* **What is required**
Copy every line, leaving nothing out and adding nothing.

* **Given entries**

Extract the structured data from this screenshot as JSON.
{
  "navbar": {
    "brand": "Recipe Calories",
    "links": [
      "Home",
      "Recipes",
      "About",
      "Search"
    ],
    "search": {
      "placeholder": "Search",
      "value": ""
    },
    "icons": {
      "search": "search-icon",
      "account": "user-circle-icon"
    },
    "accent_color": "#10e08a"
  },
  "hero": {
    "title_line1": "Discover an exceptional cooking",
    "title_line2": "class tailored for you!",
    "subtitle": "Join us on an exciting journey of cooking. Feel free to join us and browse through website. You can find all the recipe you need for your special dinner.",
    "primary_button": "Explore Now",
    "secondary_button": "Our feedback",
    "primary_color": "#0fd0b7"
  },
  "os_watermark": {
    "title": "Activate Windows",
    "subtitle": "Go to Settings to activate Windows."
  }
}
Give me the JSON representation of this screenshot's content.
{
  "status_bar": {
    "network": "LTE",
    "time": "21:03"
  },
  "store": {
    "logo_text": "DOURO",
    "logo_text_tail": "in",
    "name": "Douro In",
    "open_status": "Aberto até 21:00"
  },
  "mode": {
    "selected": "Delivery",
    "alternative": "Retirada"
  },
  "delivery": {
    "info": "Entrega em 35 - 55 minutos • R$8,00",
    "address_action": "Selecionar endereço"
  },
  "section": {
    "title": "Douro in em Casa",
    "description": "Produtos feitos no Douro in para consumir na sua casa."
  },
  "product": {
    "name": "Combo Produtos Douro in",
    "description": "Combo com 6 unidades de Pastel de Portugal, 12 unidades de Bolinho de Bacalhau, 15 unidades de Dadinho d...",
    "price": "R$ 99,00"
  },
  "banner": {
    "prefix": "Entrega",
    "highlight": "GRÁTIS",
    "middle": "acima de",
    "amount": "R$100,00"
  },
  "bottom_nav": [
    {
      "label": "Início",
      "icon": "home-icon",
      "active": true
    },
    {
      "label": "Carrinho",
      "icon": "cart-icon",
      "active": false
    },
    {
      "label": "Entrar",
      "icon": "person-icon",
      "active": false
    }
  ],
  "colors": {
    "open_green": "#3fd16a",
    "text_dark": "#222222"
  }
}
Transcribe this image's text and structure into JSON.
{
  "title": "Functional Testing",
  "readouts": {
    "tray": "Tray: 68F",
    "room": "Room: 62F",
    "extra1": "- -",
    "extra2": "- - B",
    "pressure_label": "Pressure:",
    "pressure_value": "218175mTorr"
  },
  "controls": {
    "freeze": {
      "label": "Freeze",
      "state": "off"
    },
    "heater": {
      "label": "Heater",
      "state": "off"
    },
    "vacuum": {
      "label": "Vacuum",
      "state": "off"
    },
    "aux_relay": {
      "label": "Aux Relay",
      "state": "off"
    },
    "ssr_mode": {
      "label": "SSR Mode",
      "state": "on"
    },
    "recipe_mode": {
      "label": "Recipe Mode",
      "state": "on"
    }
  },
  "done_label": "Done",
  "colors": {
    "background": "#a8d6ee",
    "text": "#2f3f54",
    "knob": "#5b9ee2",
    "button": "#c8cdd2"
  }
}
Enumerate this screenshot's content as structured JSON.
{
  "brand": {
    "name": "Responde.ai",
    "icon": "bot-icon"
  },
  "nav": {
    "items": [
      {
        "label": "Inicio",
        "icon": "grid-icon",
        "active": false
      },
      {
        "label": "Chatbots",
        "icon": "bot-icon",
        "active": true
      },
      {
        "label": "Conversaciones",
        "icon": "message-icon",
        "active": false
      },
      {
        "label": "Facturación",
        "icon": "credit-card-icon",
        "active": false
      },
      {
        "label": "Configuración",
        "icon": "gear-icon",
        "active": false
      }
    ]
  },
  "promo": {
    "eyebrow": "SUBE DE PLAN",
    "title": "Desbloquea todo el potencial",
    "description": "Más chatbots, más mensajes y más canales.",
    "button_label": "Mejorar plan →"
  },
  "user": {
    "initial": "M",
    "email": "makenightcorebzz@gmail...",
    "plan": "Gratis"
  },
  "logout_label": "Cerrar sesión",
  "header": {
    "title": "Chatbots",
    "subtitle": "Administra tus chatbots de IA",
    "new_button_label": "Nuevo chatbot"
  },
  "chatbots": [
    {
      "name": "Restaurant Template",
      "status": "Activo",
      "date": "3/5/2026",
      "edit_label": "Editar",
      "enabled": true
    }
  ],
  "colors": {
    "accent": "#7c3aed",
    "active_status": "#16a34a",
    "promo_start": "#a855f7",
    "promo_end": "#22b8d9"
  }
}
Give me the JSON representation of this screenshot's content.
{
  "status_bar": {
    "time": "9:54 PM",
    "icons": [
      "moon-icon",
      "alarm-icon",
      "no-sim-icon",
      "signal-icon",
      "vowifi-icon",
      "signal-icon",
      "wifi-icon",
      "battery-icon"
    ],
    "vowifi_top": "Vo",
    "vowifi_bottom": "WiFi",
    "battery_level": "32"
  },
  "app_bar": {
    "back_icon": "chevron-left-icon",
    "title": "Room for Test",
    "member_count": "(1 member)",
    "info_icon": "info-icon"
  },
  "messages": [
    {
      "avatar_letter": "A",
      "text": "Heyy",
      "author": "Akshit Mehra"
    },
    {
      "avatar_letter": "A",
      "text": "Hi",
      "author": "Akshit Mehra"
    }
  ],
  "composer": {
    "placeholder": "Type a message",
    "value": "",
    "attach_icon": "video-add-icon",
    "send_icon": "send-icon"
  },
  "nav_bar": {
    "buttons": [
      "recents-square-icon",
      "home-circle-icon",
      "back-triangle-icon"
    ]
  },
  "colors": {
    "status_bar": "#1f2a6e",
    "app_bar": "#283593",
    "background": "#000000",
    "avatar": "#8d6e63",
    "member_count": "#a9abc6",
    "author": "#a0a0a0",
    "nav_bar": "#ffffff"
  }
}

* **Completed exercise**
Extract the structured data from this screenshot as JSON.
{
  "navbar": {
    "brand": "Recipe Calories",
    "links": [
      "Home",
      "Recipes",
      "About",
      "Search"
    ],
    "search": {
      "placeholder": "Search",
      "value": ""
    },
    "icons": {
      "search": "search-icon",
      "account": "user-circle-icon"
    },
    "accent_color": "#10e08a"
  },
  "hero": {
    "title_line1": "Discover an exceptional cooking",
    "title_line2": "class tailored for you!",
    "subtitle": "Join us on an exciting journey of cooking. Feel free to join us and browse through website. You can find all the recipe you need for your special dinner.",
    "primary_button": "Explore Now",
    "secondary_button": "Our feedback",
    "primary_color": "#0fd0b7"
  },
  "os_watermark": {
    "title": "Activate Windows",
    "subtitle": "Go to Settings to activate Windows."
  }
}
Give me the JSON representation of this screenshot's content.
{
  "status_bar": {
    "network": "LTE",
    "time": "21:03"
  },
  "store": {
    "logo_text": "DOURO",
    "logo_text_tail": "in",
    "name": "Douro In",
    "open_status": "Aberto até 21:00"
  },
  "mode": {
    "selected": "Delivery",
    "alternative": "Retirada"
  },
  "delivery": {
    "info": "Entrega em 35 - 55 minutos • R$8,00",
    "address_action": "Selecionar endereço"
  },
  "section": {
    "title": "Douro in em Casa",
    "description": "Produtos feitos no Douro in para consumir na sua casa."
  },
  "product": {
    "name": "Combo Produtos Douro in",
    "description": "Combo com 6 unidades de Pastel de Portugal, 12 unidades de Bolinho de Bacalhau, 15 unidades de Dadinho d...",
    "price": "R$ 99,00"
  },
  "banner": {
    "prefix": "Entrega",
    "highlight": "GRÁTIS",
    "middle": "acima de",
    "amount": "R$100,00"
  },
  "bottom_nav": [
    {
      "label": "Início",
      "icon": "home-icon",
      "active": true
    },
    {
      "label": "Carrinho",
      "icon": "cart-icon",
      "active": false
    },
    {
      "label": "Entrar",
      "icon": "person-icon",
      "active": false
    }
  ],
  "colors": {
    "open_green": "#3fd16a",
    "text_dark": "#222222"
  }
}
Transcribe this image's text and structure into JSON.
{
  "title": "Functional Testing",
  "readouts": {
    "tray": "Tray: 68F",
    "room": "Room: 62F",
    "extra1": "- -",
    "extra2": "- - B",
    "pressure_label": "Pressure:",
    "pressure_value": "218175mTorr"
  },
  "controls": {
    "freeze": {
      "label": "Freeze",
      "state": "off"
    },
    "heater": {
      "label": "Heater",
      "state": "off"
    },
    "vacuum": {
      "label": "Vacuum",
      "state": "off"
    },
    "aux_relay": {
      "label": "Aux Relay",
      "state": "off"
    },
    "ssr_mode": {
      "label": "SSR Mode",
      "state": "on"
    },
    "recipe_mode": {
      "label": "Recipe Mode",
      "state": "on"
    }
  },
  "done_label": "Done",
  "colors": {
    "background": "#a8d6ee",
    "text": "#2f3f54",
    "knob": "#5b9ee2",
    "button": "#c8cdd2"
  }
}
Enumerate this screenshot's content as structured JSON.
{
  "brand": {
    "name": "Responde.ai",
    "icon": "bot-icon"
  },
  "nav": {
    "items": [
      {
        "label": "Inicio",
        "icon": "grid-icon",
        "active": false
      },
      {
        "label": "Chatbots",
        "icon": "bot-icon",
        "active": true
      },
      {
        "label": "Conversaciones",
        "icon": "message-icon",
        "active": false
      },
      {
        "label": "Facturación",
        "icon": "credit-card-icon",
        "active": false
      },
      {
        "label": "Configuración",
        "icon": "gear-icon",
        "active": false
      }
    ]
  },
  "promo": {
    "eyebrow": "SUBE DE PLAN",
    "title": "Desbloquea todo el potencial",
    "description": "Más chatbots, más mensajes y más canales.",
    "button_label": "Mejorar plan →"
  },
  "user": {
    "initial": "M",
    "email": "makenightcorebzz@gmail...",
    "plan": "Gratis"
  },
  "logout_label": "Cerrar sesión",
  "header": {
    "title": "Chatbots",
    "subtitle": "Administra tus chatbots de IA",
    "new_button_label": "Nuevo chatbot"
  },
  "chatbots": [
    {
      "name": "Restaurant Template",
      "status": "Activo",
      "date": "3/5/2026",
      "edit_label": "Editar",
      "enabled": true
    }
  ],
  "colors": {
    "accent": "#7c3aed",
    "active_status": "#16a34a",
    "promo_start": "#a855f7",
    "promo_end": "#22b8d9"
  }
}
Give me the JSON representation of this screenshot's content.
{
  "status_bar": {
    "time": "9:54 PM",
    "icons": [
      "moon-icon",
      "alarm-icon",
      "no-sim-icon",
      "signal-icon",
      "vowifi-icon",
      "signal-icon",
      "wifi-icon",
      "battery-icon"
    ],
    "vowifi_top": "Vo",
    "vowifi_bottom": "WiFi",
    "battery_level": "32"
  },
  "app_bar": {
    "back_icon": "chevron-left-icon",
    "title": "Room for Test",
    "member_count": "(1 member)",
    "info_icon": "info-icon"
  },
  "messages": [
    {
      "avatar_letter": "A",
      "text": "Heyy",
      "author": "Akshit Mehra"
    },
    {
      "avatar_letter": "A",
      "text": "Hi",
      "author": "Akshit Mehra"
    }
  ],
  "composer": {
    "placeholder": "Type a message",
    "value": "",
    "attach_icon": "video-add-icon",
    "send_icon": "send-icon"
  },
  "nav_bar": {
    "buttons": [
      "recents-square-icon",
      "home-circle-icon",
      "back-triangle-icon"
    ]
  },
  "colors": {
    "status_bar": "#1f2a6e",
    "app_bar": "#283593",
    "background": "#000000",
    "avatar": "#8d6e63",
    "member_count": "#a9abc6",
    "author": "#a0a0a0",
    "nav_bar": "#ffffff"
  }
}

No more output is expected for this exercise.